TASKS TO CARRY OUT
1: From the tour log, transcribe the stretch from "-John decided that" through "than a highway.".
2: In the tour log, what name does John give to the new genre of rock he comes up with?

SUPPLIED TEXT
----------------
Okay I have a lot of ground to cover here, so I’m going to give you the CliffsNotes version of the last couple days.

St. Petersburg, FL. 3/20/11
-After getting the van fixed, we miss the New Orleans show and have to drive twenty-two hours straight to make St. Petersburg. By hour fifteen the van started to smell like energy drinks and sadness.

-We rolled into town with just enough time for a cannonball our blues away.

-John decided that I should be in a Danzig cover band and comes up with a new genre of rock for me to start called “Bumcore.”

Orlando, FL. 3/21/11

-The stage was so high off the ground that the boys had to spend a day at base camp to get acclimated, then hire a Sherpa to continue on. They almost had to leave David to die when he twisted his ankle on an empty oxygen tank that one of the previous bands had left behind.

-An ex cage fighter explained to David and Bryan why the best weapon in a street is a human turd on a stick. (no joke)

-In continuing with the theme of this tour, we had to leave right after the show and drive all night to make the next one.

Greensboro, NC 3/22/11

-I spent a relaxing eight hours (one AM- eight AM) behind the wheel on a stretch of road that looked more like a drive-thru safari than a highway.
----------------
EXTRACTED MATERIAL
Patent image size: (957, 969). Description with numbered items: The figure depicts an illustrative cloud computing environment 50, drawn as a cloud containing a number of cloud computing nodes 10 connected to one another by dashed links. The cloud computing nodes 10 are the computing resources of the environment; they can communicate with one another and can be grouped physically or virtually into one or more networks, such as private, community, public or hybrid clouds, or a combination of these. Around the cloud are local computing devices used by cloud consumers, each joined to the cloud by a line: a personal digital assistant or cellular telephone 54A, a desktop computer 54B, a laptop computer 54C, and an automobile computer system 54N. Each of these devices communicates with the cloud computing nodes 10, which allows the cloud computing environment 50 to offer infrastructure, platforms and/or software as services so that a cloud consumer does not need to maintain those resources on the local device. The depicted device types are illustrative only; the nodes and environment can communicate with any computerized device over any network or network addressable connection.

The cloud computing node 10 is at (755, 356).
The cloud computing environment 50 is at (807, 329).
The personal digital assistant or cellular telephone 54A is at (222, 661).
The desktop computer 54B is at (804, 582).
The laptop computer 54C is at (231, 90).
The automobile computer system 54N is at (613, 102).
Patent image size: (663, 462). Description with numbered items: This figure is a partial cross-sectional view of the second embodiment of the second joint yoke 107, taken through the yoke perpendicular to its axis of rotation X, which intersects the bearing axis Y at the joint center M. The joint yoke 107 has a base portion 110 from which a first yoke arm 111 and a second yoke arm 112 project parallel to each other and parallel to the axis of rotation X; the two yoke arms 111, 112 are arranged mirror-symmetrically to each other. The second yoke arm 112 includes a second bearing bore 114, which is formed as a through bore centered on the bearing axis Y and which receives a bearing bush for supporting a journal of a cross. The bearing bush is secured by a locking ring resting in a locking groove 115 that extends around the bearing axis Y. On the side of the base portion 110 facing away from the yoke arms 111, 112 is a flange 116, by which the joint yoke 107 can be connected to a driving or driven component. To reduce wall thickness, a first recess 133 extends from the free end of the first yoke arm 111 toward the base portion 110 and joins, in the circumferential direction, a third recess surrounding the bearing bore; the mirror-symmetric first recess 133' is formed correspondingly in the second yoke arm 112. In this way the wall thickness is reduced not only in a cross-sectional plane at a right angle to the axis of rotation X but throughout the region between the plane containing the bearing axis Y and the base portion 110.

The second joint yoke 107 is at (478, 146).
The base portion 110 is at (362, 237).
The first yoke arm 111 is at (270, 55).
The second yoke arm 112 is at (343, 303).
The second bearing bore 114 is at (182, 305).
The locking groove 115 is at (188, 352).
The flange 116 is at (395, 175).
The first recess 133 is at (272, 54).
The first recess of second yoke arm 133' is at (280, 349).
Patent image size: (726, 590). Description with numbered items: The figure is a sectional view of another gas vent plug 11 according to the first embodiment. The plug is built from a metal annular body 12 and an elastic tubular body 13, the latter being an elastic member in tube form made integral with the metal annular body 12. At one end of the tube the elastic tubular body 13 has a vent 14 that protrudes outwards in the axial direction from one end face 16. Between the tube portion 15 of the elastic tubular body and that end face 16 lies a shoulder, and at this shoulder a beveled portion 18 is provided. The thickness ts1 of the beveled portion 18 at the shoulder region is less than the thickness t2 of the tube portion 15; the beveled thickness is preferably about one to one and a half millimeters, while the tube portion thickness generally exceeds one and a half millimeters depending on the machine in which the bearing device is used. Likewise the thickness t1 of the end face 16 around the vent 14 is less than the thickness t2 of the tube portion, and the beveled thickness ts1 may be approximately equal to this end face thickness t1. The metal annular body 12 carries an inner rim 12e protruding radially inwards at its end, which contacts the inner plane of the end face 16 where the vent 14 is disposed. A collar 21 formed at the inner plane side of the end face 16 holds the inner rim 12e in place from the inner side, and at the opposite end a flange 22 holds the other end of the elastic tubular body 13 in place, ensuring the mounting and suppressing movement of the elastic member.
----------------
SOLVED PROBLEMS
1:
-John decided that I should be in a Danzig cover band and comes up with a new genre of rock for me to start called “Bumcore.”

Orlando, FL. 3/21/11

-The stage was so high off the ground that the boys had to spend a day at base camp to get acclimated, then hire a Sherpa to continue on. They almost had to leave David to die when he twisted his ankle on an empty oxygen tank that one of the previous bands had left behind.

-An ex cage fighter explained to David and Bryan why the best weapon in a street is a human turd on a stick. (no joke)

-In continuing with the theme of this tour, we had to leave right after the show and drive all night to make the next one.

Greensboro, NC 3/22/11

-I spent a relaxing eight hours (one AM- eight AM) behind the wheel on a stretch of road that looked more like a drive-thru safari than a highway.

2: "Bumcore."